### Work to do
Check each line of the listing below for the string "плату", and copy the ones that have it.

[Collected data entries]
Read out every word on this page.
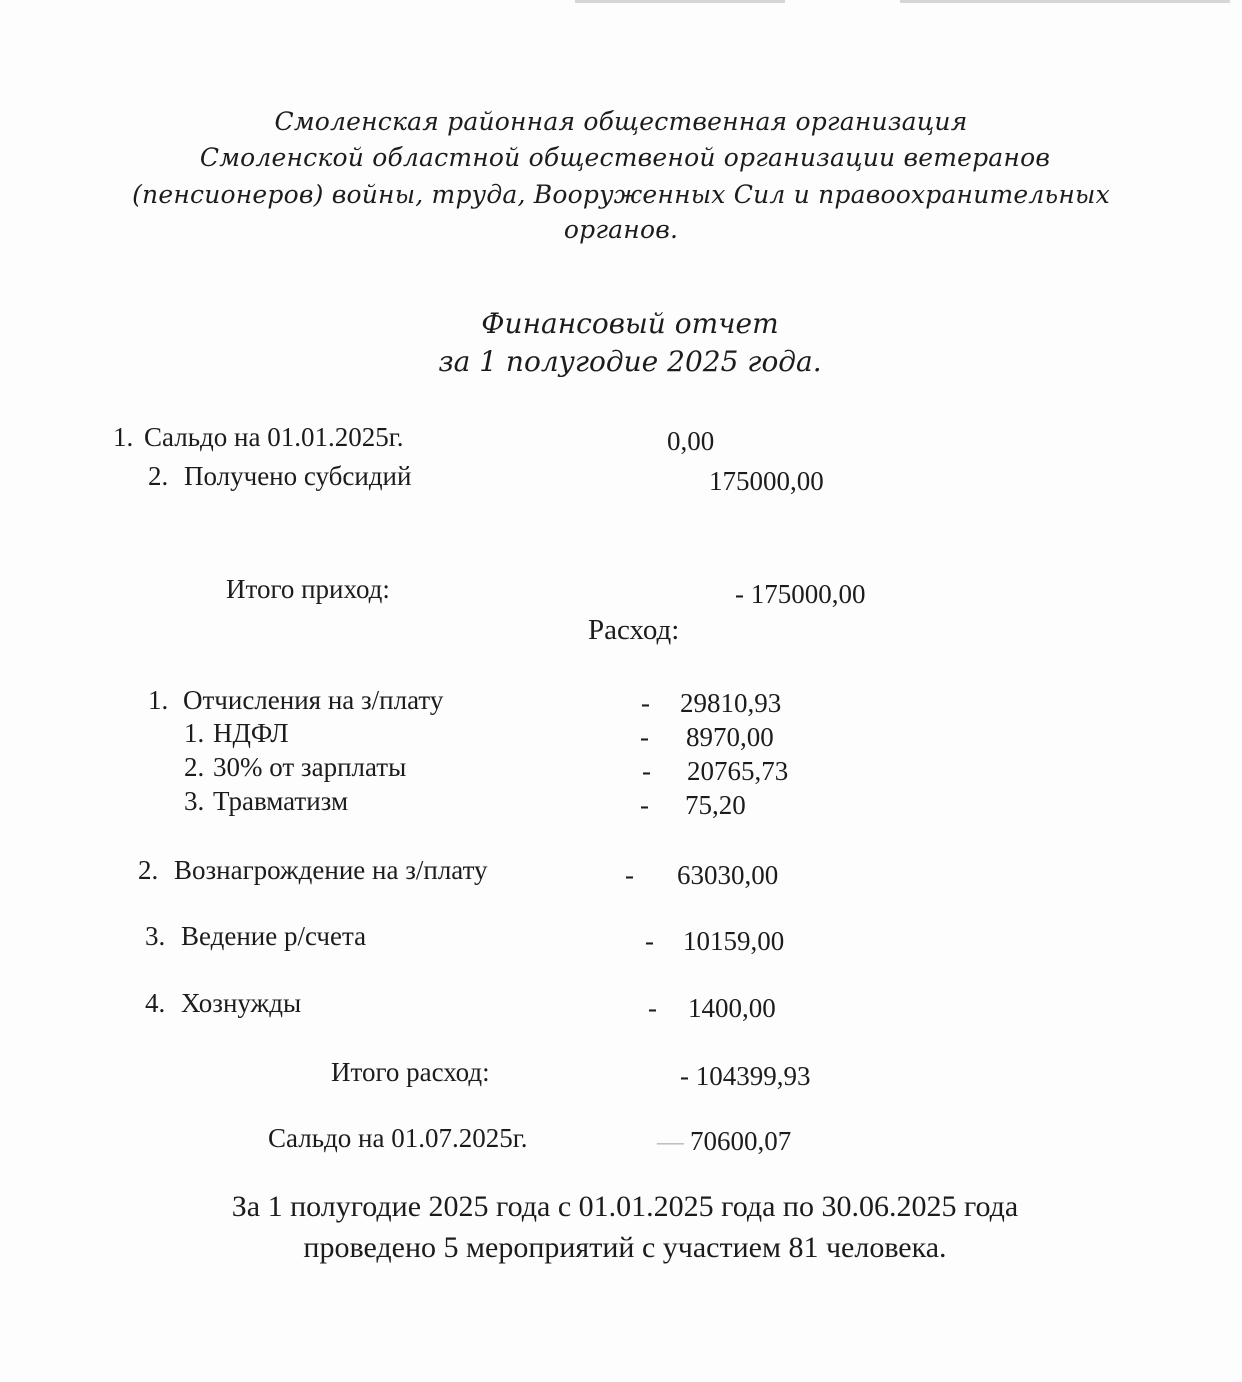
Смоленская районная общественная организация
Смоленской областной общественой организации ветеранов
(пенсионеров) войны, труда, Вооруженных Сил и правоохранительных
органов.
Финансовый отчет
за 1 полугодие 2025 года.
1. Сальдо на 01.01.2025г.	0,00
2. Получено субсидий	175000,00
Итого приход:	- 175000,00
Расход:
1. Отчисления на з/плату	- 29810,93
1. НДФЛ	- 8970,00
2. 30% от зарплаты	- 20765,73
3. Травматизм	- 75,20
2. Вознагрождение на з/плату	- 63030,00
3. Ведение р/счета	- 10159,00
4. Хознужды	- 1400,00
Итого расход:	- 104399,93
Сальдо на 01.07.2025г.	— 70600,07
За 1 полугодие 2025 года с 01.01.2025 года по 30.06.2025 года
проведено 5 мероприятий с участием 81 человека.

* * *

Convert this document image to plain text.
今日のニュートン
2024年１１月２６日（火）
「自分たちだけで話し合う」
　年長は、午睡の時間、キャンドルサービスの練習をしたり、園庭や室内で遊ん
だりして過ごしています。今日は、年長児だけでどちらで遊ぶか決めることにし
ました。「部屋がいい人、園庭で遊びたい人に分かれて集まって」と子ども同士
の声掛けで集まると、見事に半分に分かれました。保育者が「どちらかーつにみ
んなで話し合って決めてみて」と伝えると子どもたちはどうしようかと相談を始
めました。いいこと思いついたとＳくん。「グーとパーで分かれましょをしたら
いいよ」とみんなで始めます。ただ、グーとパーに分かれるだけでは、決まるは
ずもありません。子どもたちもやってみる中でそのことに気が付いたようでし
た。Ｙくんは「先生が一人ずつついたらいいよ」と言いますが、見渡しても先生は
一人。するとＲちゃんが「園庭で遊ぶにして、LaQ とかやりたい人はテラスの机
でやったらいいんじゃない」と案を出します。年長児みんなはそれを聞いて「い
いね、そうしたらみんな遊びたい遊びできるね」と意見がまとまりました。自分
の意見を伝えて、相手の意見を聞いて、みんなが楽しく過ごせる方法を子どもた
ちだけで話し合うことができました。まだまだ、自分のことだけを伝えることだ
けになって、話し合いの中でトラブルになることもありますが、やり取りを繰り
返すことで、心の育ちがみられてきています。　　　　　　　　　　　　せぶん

### Answer to this problem
1. Отчисления на з/плату	- 29810,93
2. Вознагрождение на з/плату	- 63030,00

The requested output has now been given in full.